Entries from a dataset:
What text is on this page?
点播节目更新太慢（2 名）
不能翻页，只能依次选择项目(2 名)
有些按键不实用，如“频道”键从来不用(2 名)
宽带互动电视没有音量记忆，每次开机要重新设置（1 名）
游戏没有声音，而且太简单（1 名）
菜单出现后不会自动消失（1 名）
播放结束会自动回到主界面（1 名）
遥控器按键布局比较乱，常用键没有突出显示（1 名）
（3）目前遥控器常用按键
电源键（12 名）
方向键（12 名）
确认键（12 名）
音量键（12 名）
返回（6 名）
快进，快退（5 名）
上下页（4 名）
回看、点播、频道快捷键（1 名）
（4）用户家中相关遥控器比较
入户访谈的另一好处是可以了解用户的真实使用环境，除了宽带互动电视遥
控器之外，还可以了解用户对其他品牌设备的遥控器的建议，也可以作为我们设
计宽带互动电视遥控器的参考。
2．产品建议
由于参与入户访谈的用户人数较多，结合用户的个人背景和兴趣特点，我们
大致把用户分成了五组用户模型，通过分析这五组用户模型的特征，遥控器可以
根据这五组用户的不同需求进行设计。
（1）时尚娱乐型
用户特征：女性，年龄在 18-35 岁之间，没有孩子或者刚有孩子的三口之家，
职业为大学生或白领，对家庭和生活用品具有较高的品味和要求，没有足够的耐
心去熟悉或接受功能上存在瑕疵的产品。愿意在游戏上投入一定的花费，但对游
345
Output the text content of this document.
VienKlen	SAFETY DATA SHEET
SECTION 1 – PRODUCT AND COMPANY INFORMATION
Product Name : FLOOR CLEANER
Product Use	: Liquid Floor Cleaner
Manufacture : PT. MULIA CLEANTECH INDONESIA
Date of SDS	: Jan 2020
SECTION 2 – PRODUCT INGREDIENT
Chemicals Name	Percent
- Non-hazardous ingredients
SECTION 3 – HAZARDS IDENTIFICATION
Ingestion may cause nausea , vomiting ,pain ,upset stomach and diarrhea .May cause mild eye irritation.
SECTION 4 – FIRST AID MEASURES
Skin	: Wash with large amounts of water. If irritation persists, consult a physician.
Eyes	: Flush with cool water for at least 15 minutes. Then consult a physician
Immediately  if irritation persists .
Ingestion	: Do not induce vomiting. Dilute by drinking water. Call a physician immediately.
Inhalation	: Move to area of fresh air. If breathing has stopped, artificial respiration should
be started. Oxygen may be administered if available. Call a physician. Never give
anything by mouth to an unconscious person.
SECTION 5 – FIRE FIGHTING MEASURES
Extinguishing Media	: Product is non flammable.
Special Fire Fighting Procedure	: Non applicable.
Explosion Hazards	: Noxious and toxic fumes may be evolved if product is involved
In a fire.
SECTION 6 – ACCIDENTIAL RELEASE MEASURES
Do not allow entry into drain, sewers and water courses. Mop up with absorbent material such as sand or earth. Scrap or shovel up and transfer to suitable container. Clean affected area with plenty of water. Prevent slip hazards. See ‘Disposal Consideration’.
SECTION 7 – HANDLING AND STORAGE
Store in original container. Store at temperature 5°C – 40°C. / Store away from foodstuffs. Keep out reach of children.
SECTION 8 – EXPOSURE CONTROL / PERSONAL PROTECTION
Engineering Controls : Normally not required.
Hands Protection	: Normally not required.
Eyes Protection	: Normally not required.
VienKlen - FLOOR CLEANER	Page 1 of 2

Exercise directions: Search the entries for the string "physician" and collect each line that has it.

Output for this exercise:
Skin	: Wash with large amounts of water. If irritation persists, consult a physician.
Eyes	: Flush with cool water for at least 15 minutes. Then consult a physician
Ingestion	: Do not induce vomiting. Dilute by drinking water. Call a physician immediately.
be started. Oxygen may be administered if available. Call a physician. Never give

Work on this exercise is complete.